* Exercise set *
A) In the Dr. Strangelove notes, where did Kubrick's researchers find a published photo of the B-52 interior?
B) Using the Dr. Strangelove notes, say whether each statement agrees with them, answering yes or no and quoting the deciding words: (i) The B-52 interior was classified when the film was made. (ii) In the train game, if both men get off at the second station, man A gets ten dollars. (iii) In the novelization, one of the bombs is nicknamed "Dear John."
C) Pull out the passage of the Dr. Strangelove notes from "Gradually I became" up to and including "quoting Alexander Walker)", copying it word for word.

* Supplied text *
----
-- Removing a literary reference: The Bombs have the words "Dear
John" and "Hi There" scrawled on them. In George's novelization, one
of the bombs is nicknamed "Lolita."
(B.S.)
GENERAL
-- The B-52 interior was classified at the time of the film's
production. But apparently, Kubrick's researches found a photo of the
interior published in a British aviation magazine, and the end result
was the extremely accurate set we see in the final film.
(B.S.)
-- Kubrick on game theory: "I started out being completely unfamiliar
with any of the professional literature in the field of nuclear
deterrence. I was at first very impressed with how subtle some of the
work was -- at least so it seemed starting out with just a primitive
concern for survival and a total lack of any ideas of my own.
Gradually I became aware of the almost wholly paradoxical nature of
deterrence or as it has been described, the Delicate Balance of
Terror. If you are weak, you may invite a first strike. If you are
becoming too strong, you may provoke a pre-emptive strike. If you try
to maintain the delicate balance, it's almost impossible to do so
mainly because secrecy prevents you from knowing what the other side
is doing, and vice versa, ad infinitum . . ."
(submitted by B.S., quoting Alexander Walker)
-- Kubrick on game theory II: "Two men get on a train in different
cars -- they know the rules but they can't communicate. And the game
is this: that if they both get off at the first station, man A gets
ten dollars and man B gets three dollars. If they both get off at the
second station, man B gets ten dollars and man A gets three dollars.
But if they don't get off at the same station, in other words if they
get off differently, neither one of them gets anything. So here you
have a situation where you have mutual conflict and mutual interest
and great chances for misunderstanding, even under the circumstances
where one side was willing to give a little more than the other, or
than he was willing to take."
(Ciment, p. 88)
For an article on THE PRISONERS' DILEMMA (to which this example is
very closely related), go to
ftp.netcom.com, /pub/kr/krusch/home.html
-- Kubrick on why DR. STRANGELOVE is a comedy: "As I tried to build
the detail for a scene I found myself tossing away what seemed to me
to be very truthful insights because I was afraid the audience would
laugh. After a few weeks of this I realized that these incongruous
bits of reality were closer to the truth than anything else I was
able to imagine. After all, what could be more absurd than the very
idea of two mega-powers willing to wipe out all human life because of
an accident, spiced up by political differences that will seem as
meaningless to people a hundred years from now as the theological
conflicts of the Middle Ages appear to us today?
----
* Supplied information *
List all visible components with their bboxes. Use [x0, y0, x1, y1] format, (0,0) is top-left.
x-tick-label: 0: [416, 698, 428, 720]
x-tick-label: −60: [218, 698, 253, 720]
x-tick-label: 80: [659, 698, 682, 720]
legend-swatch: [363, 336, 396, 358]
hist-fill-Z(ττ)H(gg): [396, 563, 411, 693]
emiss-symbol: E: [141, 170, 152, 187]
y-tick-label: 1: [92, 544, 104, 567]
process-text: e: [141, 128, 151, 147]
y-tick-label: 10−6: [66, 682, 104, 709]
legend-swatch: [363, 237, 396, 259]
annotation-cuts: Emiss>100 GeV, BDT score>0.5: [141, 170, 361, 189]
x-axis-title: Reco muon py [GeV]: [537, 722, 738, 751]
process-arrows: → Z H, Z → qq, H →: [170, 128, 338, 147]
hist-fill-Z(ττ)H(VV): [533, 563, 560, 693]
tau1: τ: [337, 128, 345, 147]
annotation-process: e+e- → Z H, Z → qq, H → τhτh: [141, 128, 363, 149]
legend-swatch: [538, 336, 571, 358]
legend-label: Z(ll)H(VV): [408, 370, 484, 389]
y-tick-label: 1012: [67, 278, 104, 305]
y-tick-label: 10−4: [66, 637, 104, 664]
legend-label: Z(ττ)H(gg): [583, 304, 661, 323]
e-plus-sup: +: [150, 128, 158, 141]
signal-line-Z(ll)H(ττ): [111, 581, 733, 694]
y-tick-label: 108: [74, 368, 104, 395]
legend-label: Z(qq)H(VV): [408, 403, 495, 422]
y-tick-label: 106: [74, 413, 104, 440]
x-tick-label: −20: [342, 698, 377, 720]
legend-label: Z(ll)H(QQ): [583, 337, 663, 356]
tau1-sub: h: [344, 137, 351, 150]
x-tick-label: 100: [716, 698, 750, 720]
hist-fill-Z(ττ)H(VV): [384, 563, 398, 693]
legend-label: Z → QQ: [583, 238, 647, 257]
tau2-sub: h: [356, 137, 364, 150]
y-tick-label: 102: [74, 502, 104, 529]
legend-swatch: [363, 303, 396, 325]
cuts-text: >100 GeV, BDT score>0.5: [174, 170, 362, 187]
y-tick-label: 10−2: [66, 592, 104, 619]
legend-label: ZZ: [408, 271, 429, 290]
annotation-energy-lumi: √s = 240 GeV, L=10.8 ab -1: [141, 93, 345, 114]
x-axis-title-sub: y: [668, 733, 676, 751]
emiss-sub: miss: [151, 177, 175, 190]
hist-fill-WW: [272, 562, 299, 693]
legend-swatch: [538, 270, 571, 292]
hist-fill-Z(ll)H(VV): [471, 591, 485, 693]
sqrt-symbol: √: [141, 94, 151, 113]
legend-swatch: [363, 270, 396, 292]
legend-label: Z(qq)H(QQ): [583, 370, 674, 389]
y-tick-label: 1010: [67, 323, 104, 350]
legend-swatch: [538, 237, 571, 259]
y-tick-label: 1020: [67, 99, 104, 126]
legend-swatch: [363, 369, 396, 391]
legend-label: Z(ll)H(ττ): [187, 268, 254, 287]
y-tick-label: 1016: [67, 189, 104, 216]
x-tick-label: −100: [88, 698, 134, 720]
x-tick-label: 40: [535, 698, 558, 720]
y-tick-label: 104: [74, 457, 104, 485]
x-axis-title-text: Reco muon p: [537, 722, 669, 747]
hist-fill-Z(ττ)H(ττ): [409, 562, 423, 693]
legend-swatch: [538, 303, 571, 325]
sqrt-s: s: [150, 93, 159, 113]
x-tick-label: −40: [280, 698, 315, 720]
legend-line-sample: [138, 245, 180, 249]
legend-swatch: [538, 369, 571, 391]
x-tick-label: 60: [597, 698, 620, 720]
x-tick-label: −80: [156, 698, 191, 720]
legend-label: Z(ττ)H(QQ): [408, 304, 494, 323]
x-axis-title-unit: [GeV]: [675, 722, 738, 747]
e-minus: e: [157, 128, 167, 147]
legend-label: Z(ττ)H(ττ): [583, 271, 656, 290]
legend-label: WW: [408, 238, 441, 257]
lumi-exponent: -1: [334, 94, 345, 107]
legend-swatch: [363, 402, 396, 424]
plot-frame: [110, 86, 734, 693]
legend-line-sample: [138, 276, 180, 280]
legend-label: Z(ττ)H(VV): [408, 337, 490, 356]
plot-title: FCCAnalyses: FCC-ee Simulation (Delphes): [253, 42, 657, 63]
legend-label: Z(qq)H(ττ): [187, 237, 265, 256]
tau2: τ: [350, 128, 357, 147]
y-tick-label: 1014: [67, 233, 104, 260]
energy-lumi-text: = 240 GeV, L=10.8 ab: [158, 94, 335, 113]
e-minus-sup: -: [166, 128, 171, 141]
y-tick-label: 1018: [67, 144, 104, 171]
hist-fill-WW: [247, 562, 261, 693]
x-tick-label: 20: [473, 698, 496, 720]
----
* Answers for this exercise *
A) In a British aviation magazine.

B)
(i) Yes: "The B-52 interior was classified at the time of the film's production."
(ii) No: "If they both get off at the second station, man B gets ten dollars and man A gets three dollars."
(iii) No: "one of the bombs is nicknamed "Lolita.""

C)
Gradually I became aware of the almost wholly paradoxical nature of
deterrence or as it has been described, the Delicate Balance of
Terror. If you are weak, you may invite a first strike. If you are
becoming too strong, you may provoke a pre-emptive strike. If you try
to maintain the delicate balance, it's almost impossible to do so
mainly because secrecy prevents you from knowing what the other side
is doing, and vice versa, ad infinitum . . ."
(submitted by B.S., quoting Alexander Walker)